**AIM:**
Where does the string "English" appear in the records? Copy every line that contains it.
** Begin THE DATA **
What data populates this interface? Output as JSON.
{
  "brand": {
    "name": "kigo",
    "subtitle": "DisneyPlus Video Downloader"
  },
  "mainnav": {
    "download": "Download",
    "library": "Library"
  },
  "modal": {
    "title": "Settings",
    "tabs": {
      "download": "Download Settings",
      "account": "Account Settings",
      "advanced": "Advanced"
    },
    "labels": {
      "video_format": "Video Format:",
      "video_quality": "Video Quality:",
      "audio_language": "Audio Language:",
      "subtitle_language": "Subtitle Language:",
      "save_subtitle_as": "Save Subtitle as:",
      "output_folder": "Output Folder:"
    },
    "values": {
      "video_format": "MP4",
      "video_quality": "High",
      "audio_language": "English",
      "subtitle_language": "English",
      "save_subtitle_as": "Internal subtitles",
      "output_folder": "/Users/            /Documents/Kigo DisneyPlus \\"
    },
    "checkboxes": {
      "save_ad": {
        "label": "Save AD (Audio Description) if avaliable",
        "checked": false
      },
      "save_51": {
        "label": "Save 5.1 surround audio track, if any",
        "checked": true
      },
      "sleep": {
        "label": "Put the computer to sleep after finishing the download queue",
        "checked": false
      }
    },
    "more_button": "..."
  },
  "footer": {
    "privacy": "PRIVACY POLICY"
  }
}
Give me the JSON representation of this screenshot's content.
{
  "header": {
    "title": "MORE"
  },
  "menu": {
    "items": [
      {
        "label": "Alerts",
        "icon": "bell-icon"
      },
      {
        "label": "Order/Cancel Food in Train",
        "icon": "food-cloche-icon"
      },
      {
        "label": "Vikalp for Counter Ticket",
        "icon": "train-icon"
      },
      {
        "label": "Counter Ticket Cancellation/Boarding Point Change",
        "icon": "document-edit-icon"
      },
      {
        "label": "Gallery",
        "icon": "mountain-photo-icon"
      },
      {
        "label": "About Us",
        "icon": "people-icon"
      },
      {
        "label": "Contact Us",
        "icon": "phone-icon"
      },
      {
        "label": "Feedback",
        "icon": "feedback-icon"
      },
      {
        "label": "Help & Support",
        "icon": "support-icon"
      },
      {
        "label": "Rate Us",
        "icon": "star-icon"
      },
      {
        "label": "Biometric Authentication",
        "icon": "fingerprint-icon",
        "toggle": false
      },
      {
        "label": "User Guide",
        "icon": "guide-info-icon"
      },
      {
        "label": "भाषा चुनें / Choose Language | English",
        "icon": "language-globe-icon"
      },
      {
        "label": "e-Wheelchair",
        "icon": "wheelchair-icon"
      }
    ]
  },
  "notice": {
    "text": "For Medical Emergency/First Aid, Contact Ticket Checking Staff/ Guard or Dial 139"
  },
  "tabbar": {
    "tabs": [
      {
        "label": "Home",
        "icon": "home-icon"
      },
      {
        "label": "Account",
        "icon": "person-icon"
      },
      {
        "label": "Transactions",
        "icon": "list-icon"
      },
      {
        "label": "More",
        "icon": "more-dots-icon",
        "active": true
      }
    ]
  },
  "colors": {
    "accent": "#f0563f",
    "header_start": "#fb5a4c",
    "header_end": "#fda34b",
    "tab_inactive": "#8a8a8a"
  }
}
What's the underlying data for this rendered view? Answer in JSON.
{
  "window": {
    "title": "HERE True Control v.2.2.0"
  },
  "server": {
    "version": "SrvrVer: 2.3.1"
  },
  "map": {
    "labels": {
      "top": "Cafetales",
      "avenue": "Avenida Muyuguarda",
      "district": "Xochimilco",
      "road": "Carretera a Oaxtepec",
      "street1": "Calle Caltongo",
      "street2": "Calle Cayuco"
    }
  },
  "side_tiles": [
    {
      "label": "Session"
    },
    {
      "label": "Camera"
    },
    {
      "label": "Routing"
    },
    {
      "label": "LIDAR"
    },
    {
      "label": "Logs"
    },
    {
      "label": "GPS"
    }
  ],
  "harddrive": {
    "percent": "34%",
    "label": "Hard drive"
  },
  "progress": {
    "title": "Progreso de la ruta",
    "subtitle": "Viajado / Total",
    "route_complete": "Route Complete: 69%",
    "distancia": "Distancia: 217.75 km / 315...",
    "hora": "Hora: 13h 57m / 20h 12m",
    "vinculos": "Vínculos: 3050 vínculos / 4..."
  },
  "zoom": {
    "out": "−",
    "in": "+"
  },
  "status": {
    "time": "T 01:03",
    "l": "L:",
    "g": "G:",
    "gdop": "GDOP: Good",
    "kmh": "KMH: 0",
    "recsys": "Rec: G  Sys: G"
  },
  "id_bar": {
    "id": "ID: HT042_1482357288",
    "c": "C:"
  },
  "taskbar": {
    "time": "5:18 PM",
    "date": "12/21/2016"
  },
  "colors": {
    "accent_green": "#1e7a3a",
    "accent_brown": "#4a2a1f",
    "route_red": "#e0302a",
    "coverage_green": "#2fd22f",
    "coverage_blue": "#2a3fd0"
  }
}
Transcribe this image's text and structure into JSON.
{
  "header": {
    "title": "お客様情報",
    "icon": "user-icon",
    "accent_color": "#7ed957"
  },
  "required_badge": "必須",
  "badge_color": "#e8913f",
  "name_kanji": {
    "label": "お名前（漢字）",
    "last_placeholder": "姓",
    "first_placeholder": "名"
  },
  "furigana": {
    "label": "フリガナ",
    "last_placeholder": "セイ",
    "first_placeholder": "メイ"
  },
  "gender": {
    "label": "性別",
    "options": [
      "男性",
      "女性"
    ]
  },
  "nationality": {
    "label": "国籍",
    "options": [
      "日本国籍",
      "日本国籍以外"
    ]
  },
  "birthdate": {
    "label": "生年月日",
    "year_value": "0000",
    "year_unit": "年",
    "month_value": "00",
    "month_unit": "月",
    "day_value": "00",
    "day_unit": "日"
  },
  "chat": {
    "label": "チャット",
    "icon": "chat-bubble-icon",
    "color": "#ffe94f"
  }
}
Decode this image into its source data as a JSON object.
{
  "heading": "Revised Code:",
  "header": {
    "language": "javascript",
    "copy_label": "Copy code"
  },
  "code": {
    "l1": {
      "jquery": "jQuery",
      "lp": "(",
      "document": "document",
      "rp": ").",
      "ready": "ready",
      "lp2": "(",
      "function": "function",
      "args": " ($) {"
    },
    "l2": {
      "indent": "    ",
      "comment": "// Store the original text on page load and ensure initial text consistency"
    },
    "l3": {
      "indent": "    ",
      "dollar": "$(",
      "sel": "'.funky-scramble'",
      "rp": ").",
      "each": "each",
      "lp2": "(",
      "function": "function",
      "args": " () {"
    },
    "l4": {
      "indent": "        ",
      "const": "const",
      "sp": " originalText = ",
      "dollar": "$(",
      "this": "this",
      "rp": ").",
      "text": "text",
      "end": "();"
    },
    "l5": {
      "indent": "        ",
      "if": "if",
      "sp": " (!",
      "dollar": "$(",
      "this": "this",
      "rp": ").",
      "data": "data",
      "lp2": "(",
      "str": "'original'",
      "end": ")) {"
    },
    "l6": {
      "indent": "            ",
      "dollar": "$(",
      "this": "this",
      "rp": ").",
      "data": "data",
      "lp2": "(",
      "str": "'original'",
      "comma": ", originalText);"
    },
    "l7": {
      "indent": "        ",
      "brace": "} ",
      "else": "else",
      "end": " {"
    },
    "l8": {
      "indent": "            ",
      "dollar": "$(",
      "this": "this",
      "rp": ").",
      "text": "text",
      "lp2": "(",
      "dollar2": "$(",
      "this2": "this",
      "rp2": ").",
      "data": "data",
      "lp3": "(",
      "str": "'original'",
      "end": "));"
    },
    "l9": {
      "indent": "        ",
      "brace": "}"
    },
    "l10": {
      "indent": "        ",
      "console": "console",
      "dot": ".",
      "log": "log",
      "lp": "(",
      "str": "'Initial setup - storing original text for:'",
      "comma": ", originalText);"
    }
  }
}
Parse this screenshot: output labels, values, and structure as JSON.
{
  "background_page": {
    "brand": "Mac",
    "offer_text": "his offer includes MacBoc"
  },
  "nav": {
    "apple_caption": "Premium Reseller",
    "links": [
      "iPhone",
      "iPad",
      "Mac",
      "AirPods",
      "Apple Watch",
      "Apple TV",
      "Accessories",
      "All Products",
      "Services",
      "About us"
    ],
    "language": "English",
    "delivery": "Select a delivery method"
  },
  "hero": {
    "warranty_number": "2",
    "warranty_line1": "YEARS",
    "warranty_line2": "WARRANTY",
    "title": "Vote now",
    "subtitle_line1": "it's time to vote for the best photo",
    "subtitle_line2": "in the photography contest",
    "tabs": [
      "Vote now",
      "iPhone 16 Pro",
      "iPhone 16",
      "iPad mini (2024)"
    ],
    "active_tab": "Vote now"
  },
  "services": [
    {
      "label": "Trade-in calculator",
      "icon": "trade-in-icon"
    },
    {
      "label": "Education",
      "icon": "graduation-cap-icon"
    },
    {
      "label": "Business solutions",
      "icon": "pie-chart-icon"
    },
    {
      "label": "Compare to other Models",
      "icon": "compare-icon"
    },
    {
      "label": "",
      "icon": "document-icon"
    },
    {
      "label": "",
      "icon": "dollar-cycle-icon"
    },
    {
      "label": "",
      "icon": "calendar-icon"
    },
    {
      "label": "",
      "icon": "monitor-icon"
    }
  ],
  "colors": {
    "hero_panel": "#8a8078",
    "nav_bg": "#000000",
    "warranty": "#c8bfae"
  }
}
** End THE DATA **
**FULL OUTPUT:**
      "audio_language": "English",
      "subtitle_language": "English",
        "label": "भाषा चुनें / Choose Language | English",
    "language": "English",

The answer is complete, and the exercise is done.